• **What is asked**:
Lines containing the string "Phạm" are to be collected in full.

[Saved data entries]
※ ※ ※

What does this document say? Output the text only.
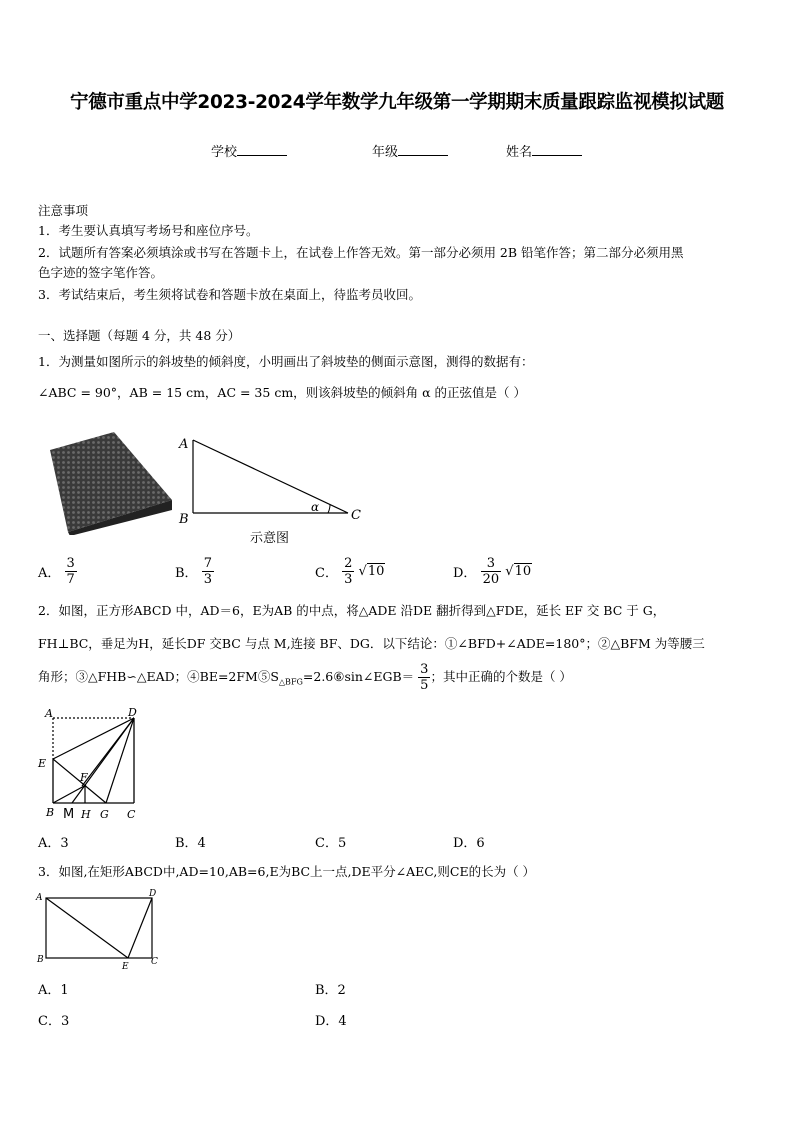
宁德市重点中学2023-2024学年数学九年级第一学期期末质量跟踪监视模拟试题
学校	年级	姓名
注意事项
1．考生要认真填写考场号和座位序号。
2．试题所有答案必须填涂或书写在答题卡上，在试卷上作答无效。第一部分必须用 2B 铅笔作答；第二部分必须用黑
色字迹的签字笔作答。
3．考试结束后，考生须将试卷和答题卡放在桌面上，待监考员收回。
一、选择题（每题 4 分，共 48 分）
1．为测量如图所示的斜坡垫的倾斜度，小明画出了斜坡垫的侧面示意图，测得的数据有：
∠ABC = 90°，AB = 15 cm，AC = 35 cm，则该斜坡垫的倾斜角 α 的正弦值是（ ）
A
B	C
α
示意图
A． $\frac{3}{7}$	B． $\frac{7}{3}$	C． $\frac{2}{3} √10$	D． $\frac{3}{20} √10$
2．如图，正方形ABCD 中，AD＝6，E为AB 的中点，将△ADE 沿DE 翻折得到△FDE，延长 EF 交 BC 于 G，
FH⊥BC，垂足为H，延长DF 交BC 与点 M,连接 BF、DG．以下结论：①∠BFD+∠ADE=180°；②△BFM 为等腰三
角形；③△FHB∽△EAD；$④BE=2FM⑤S_{\triangle BFG}=2.6⑥\sin\angle EGB= \frac{3}{5}$ ；其中正确的个数是（ ）
A	D
E
F
B M H G C
A．3	B．4	C．5	D．6
3．如图,在矩形ABCD中,AD=10,AB=6,E为BC上一点,DE平分∠AEC,则CE的长为（ ）
A	D
B
E C
A．1	B．2
C．3	D．4
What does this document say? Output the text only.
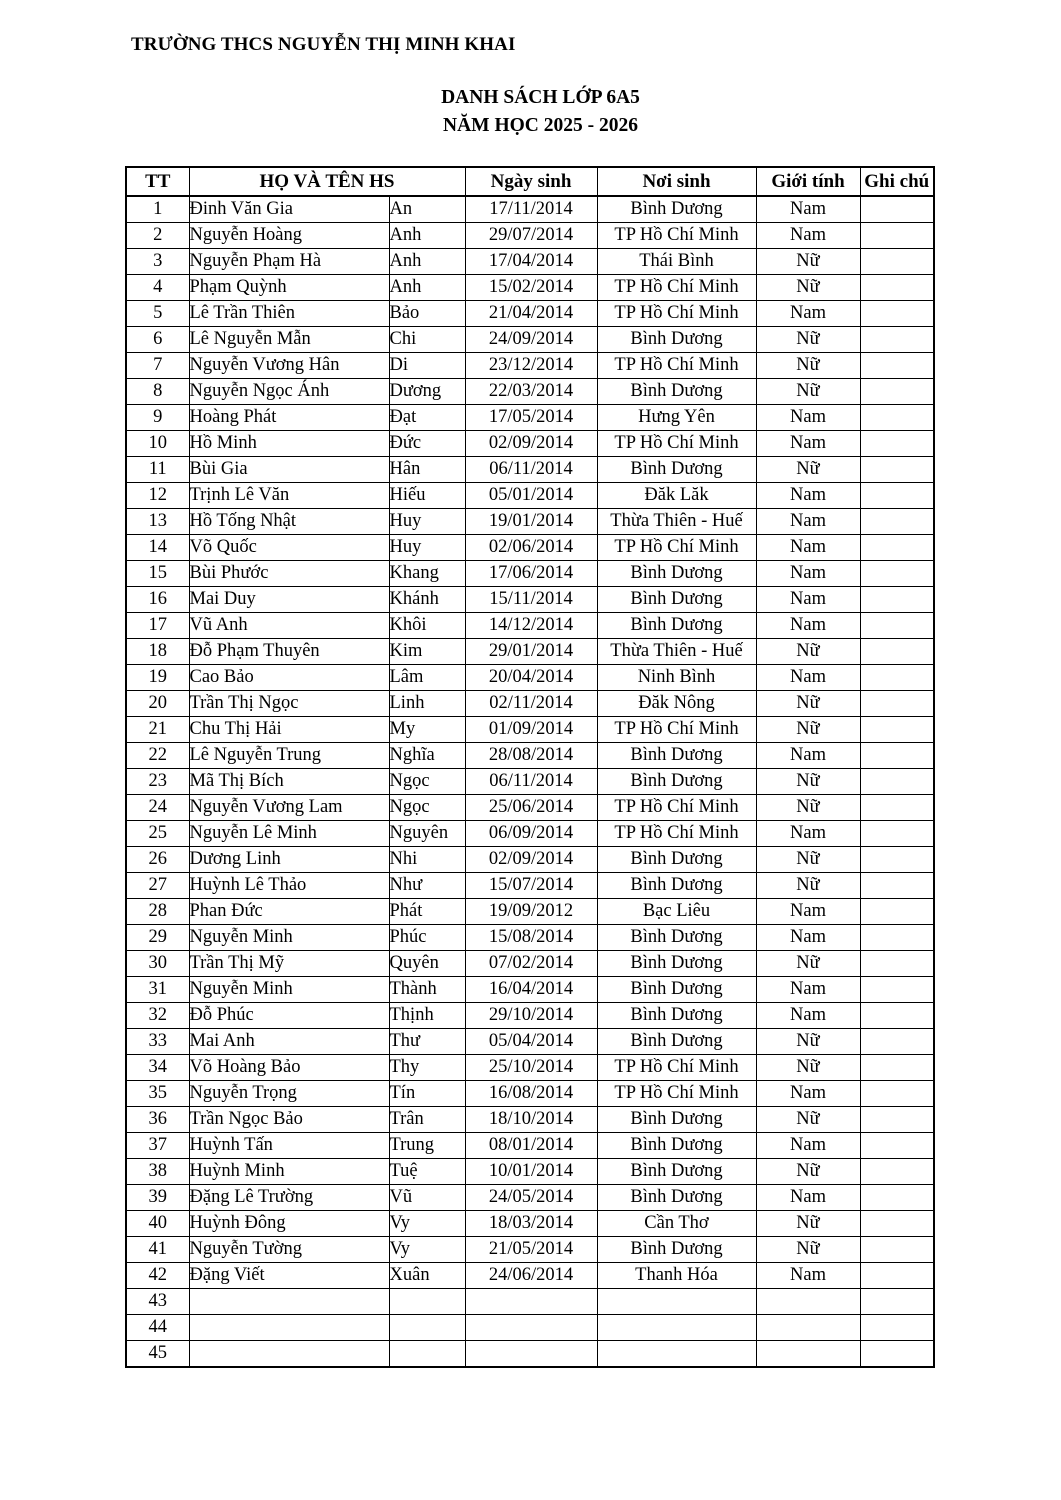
TRƯỜNG THCS NGUYỄN THỊ MINH KHAI
DANH SÁCH LỚP 6A5
NĂM HỌC 2025 - 2026
TT	HỌ VÀ TÊN HS		Ngày sinh	Nơi sinh	Giới tính	Ghi chú
1	Đinh Văn Gia	An	17/11/2014	Bình Dương	Nam	
2	Nguyễn Hoàng	Anh	29/07/2014	TP Hồ Chí Minh	Nam	
3	Nguyễn Phạm Hà	Anh	17/04/2014	Thái Bình	Nữ	
4	Phạm Quỳnh	Anh	15/02/2014	TP Hồ Chí Minh	Nữ	
5	Lê Trần Thiên	Bảo	21/04/2014	TP Hồ Chí Minh	Nam	
6	Lê Nguyễn Mẫn	Chi	24/09/2014	Bình Dương	Nữ	
7	Nguyễn Vương Hân	Di	23/12/2014	TP Hồ Chí Minh	Nữ	
8	Nguyễn Ngọc Ánh	Dương	22/03/2014	Bình Dương	Nữ	
9	Hoàng Phát	Đạt	17/05/2014	Hưng Yên	Nam	
10	Hồ Minh	Đức	02/09/2014	TP Hồ Chí Minh	Nam	
11	Bùi Gia	Hân	06/11/2014	Bình Dương	Nữ	
12	Trịnh Lê Văn	Hiếu	05/01/2014	Đăk Lăk	Nam	
13	Hồ Tống Nhật	Huy	19/01/2014	Thừa Thiên - Huế	Nam	
14	Võ Quốc	Huy	02/06/2014	TP Hồ Chí Minh	Nam	
15	Bùi Phước	Khang	17/06/2014	Bình Dương	Nam	
16	Mai Duy	Khánh	15/11/2014	Bình Dương	Nam	
17	Vũ Anh	Khôi	14/12/2014	Bình Dương	Nam	
18	Đỗ Phạm Thuyên	Kim	29/01/2014	Thừa Thiên - Huế	Nữ	
19	Cao Bảo	Lâm	20/04/2014	Ninh Bình	Nam	
20	Trần Thị Ngọc	Linh	02/11/2014	Đăk Nông	Nữ	
21	Chu Thị Hải	My	01/09/2014	TP Hồ Chí Minh	Nữ	
22	Lê Nguyễn Trung	Nghĩa	28/08/2014	Bình Dương	Nam	
23	Mã Thị Bích	Ngọc	06/11/2014	Bình Dương	Nữ	
24	Nguyễn Vương Lam	Ngọc	25/06/2014	TP Hồ Chí Minh	Nữ	
25	Nguyễn Lê Minh	Nguyên	06/09/2014	TP Hồ Chí Minh	Nam	
26	Dương Linh	Nhi	02/09/2014	Bình Dương	Nữ	
27	Huỳnh Lê Thảo	Như	15/07/2014	Bình Dương	Nữ	
28	Phan Đức	Phát	19/09/2012	Bạc Liêu	Nam	
29	Nguyễn Minh	Phúc	15/08/2014	Bình Dương	Nam	
30	Trần Thị Mỹ	Quyên	07/02/2014	Bình Dương	Nữ	
31	Nguyễn Minh	Thành	16/04/2014	Bình Dương	Nam	
32	Đỗ Phúc	Thịnh	29/10/2014	Bình Dương	Nam	
33	Mai Anh	Thư	05/04/2014	Bình Dương	Nữ	
34	Võ Hoàng Bảo	Thy	25/10/2014	TP Hồ Chí Minh	Nữ	
35	Nguyễn Trọng	Tín	16/08/2014	TP Hồ Chí Minh	Nam	
36	Trần Ngọc Bảo	Trân	18/10/2014	Bình Dương	Nữ	
37	Huỳnh Tấn	Trung	08/01/2014	Bình Dương	Nam	
38	Huỳnh Minh	Tuệ	10/01/2014	Bình Dương	Nữ	
39	Đặng Lê Trường	Vũ	24/05/2014	Bình Dương	Nam	
40	Huỳnh Đông	Vy	18/03/2014	Cần Thơ	Nữ	
41	Nguyễn Tường	Vy	21/05/2014	Bình Dương	Nữ	
42	Đặng Viết	Xuân	24/06/2014	Thanh Hóa	Nam	
43						
44						
45						
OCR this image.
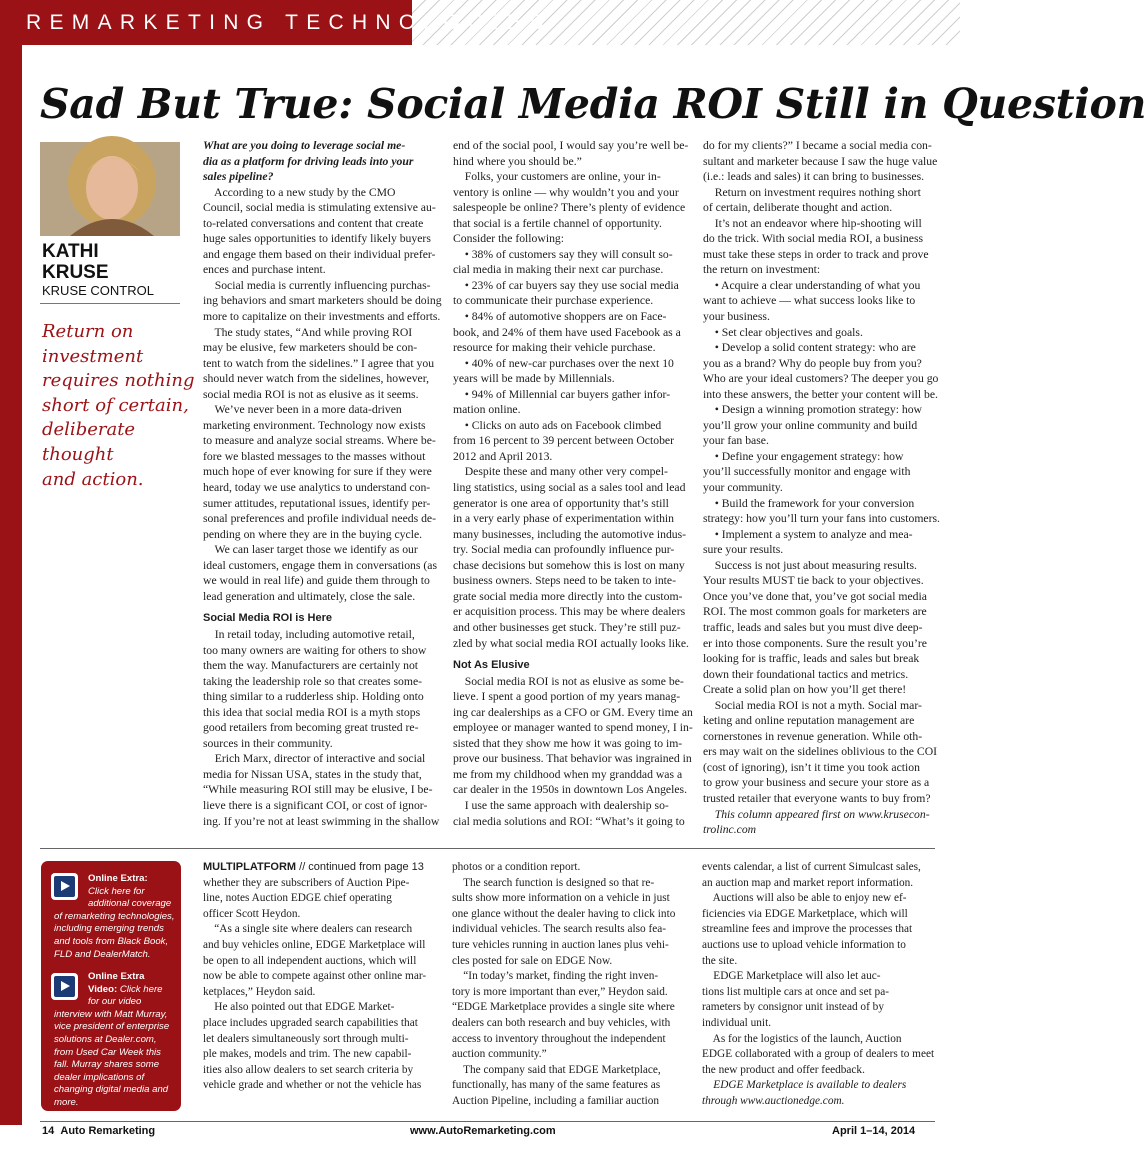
REMARKETING TECHNOLOGIES
Sad But True: Social Media ROI Still in Question
KATHI
KRUSE
KRUSE CONTROL
Return on
investment
requires nothing
short of certain,
deliberate thought
and action.

What are you doing to leverage social me-

dia as a platform for driving leads into your

sales pipeline?

According to a new study by the CMO

Council, social media is stimulating extensive au-

to-related conversations and content that create

huge sales opportunities to identify likely buyers

and engage them based on their individual prefer-

ences and purchase intent.

Social media is currently influencing purchas-

ing behaviors and smart marketers should be doing

more to capitalize on their investments and efforts.

The study states, “And while proving ROI

may be elusive, few marketers should be con-

tent to watch from the sidelines.” I agree that you

should never watch from the sidelines, however,

social media ROI is not as elusive as it seems.

We’ve never been in a more data-driven

marketing environment. Technology now exists

to measure and analyze social streams. Where be-

fore we blasted messages to the masses without

much hope of ever knowing for sure if they were

heard, today we use analytics to understand con-

sumer attitudes, reputational issues, identify per-

sonal preferences and profile individual needs de-

pending on where they are in the buying cycle.

We can laser target those we identify as our

ideal customers, engage them in conversations (as

we would in real life) and guide them through to

lead generation and ultimately, close the sale.

Social Media ROI is Here

In retail today, including automotive retail,

too many owners are waiting for others to show

them the way. Manufacturers are certainly not

taking the leadership role so that creates some-

thing similar to a rudderless ship. Holding onto

this idea that social media ROI is a myth stops

good retailers from becoming great trusted re-

sources in their community.

Erich Marx, director of interactive and social

media for Nissan USA, states in the study that,

“While measuring ROI still may be elusive, I be-

lieve there is a significant COI, or cost of ignor-

ing. If you’re not at least swimming in the shallow

end of the social pool, I would say you’re well be-

hind where you should be.”

Folks, your customers are online, your in-

ventory is online — why wouldn’t you and your

salespeople be online? There’s plenty of evidence

that social is a fertile channel of opportunity.

Consider the following:

• 38% of customers say they will consult so-

cial media in making their next car purchase.

• 23% of car buyers say they use social media

to communicate their purchase experience.

• 84% of automotive shoppers are on Face-

book, and 24% of them have used Facebook as a

resource for making their vehicle purchase.

• 40% of new-car purchases over the next 10

years will be made by Millennials.

• 94% of Millennial car buyers gather infor-

mation online.

• Clicks on auto ads on Facebook climbed

from 16 percent to 39 percent between October

2012 and April 2013.

Despite these and many other very compel-

ling statistics, using social as a sales tool and lead

generator is one area of opportunity that’s still

in a very early phase of experimentation within

many businesses, including the automotive indus-

try. Social media can profoundly influence pur-

chase decisions but somehow this is lost on many

business owners. Steps need to be taken to inte-

grate social media more directly into the custom-

er acquisition process. This may be where dealers

and other businesses get stuck. They’re still puz-

zled by what social media ROI actually looks like.

Not As Elusive

Social media ROI is not as elusive as some be-

lieve. I spent a good portion of my years manag-

ing car dealerships as a CFO or GM. Every time an

employee or manager wanted to spend money, I in-

sisted that they show me how it was going to im-

prove our business. That behavior was ingrained in

me from my childhood when my granddad was a

car dealer in the 1950s in downtown Los Angeles.

I use the same approach with dealership so-

cial media solutions and ROI: “What’s it going to

do for my clients?” I became a social media con-

sultant and marketer because I saw the huge value

(i.e.: leads and sales) it can bring to businesses.

Return on investment requires nothing short

of certain, deliberate thought and action.

It’s not an endeavor where hip-shooting will

do the trick. With social media ROI, a business

must take these steps in order to track and prove

the return on investment:

• Acquire a clear understanding of what you

want to achieve — what success looks like to

your business.

• Set clear objectives and goals.

• Develop a solid content strategy: who are

you as a brand? Why do people buy from you?

Who are your ideal customers? The deeper you go

into these answers, the better your content will be.

• Design a winning promotion strategy: how

you’ll grow your online community and build

your fan base.

• Define your engagement strategy: how

you’ll successfully monitor and engage with

your community.

• Build the framework for your conversion

strategy: how you’ll turn your fans into customers.

• Implement a system to analyze and mea-

sure your results.

Success is not just about measuring results.

Your results MUST tie back to your objectives.

Once you’ve done that, you’ve got social media

ROI. The most common goals for marketers are

traffic, leads and sales but you must dive deep-

er into those components. Sure the result you’re

looking for is traffic, leads and sales but break

down their foundational tactics and metrics.

Create a solid plan on how you’ll get there!

Social media ROI is not a myth. Social mar-

keting and online reputation management are

cornerstones in revenue generation. While oth-

ers may wait on the sidelines oblivious to the COI

(cost of ignoring), isn’t it time you took action

to grow your business and secure your store as a

trusted retailer that everyone wants to buy from?

This column appeared first on www.krusecon-

trolinc.com

Online Extra:
Click here for
additional coverage
of remarketing technologies,
including emerging trends
and tools from Black Book,
FLD and DealerMatch.
Online Extra
Video: Click here
for our video
interview with Matt Murray,
vice president of enterprise
solutions at Dealer.com,
from Used Car Week this
fall. Murray shares some
dealer implications of
changing digital media and
more.

MULTIPLATFORM // continued from page 13

whether they are subscribers of Auction Pipe-

line, notes Auction EDGE chief operating

officer Scott Heydon.

“As a single site where dealers can research

and buy vehicles online, EDGE Marketplace will

be open to all independent auctions, which will

now be able to compete against other online mar-

ketplaces,” Heydon said.

He also pointed out that EDGE Market-

place includes upgraded search capabilities that

let dealers simultaneously sort through multi-

ple makes, models and trim. The new capabil-

ities also allow dealers to set search criteria by

vehicle grade and whether or not the vehicle has

photos or a condition report.

The search function is designed so that re-

sults show more information on a vehicle in just

one glance without the dealer having to click into

individual vehicles. The search results also fea-

ture vehicles running in auction lanes plus vehi-

cles posted for sale on EDGE Now.

“In today’s market, finding the right inven-

tory is more important than ever,” Heydon said.

“EDGE Marketplace provides a single site where

dealers can both research and buy vehicles, with

access to inventory throughout the independent

auction community.”

The company said that EDGE Marketplace,

functionally, has many of the same features as

Auction Pipeline, including a familiar auction

events calendar, a list of current Simulcast sales,

an auction map and market report information.

Auctions will also be able to enjoy new ef-

ficiencies via EDGE Marketplace, which will

streamline fees and improve the processes that

auctions use to upload vehicle information to

the site.

EDGE Marketplace will also let auc-

tions list multiple cars at once and set pa-

rameters by consignor unit instead of by

individual unit.

As for the logistics of the launch, Auction

EDGE collaborated with a group of dealers to meet

the new product and offer feedback.

EDGE Marketplace is available to dealers

through www.auctionedge.com.

14 Auto Remarketing	www.AutoRemarketing.com	April 1–14, 2014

※ ※ ※

• **The response**:
3	Nguyễn Phạm Hà	Anh	17/04/2014	Thái Bình	Nữ	
4	Phạm Quỳnh	Anh	15/02/2014	TP Hồ Chí Minh	Nữ	
18	Đỗ Phạm Thuyên	Kim	29/01/2014	Thừa Thiên - Huế	Nữ	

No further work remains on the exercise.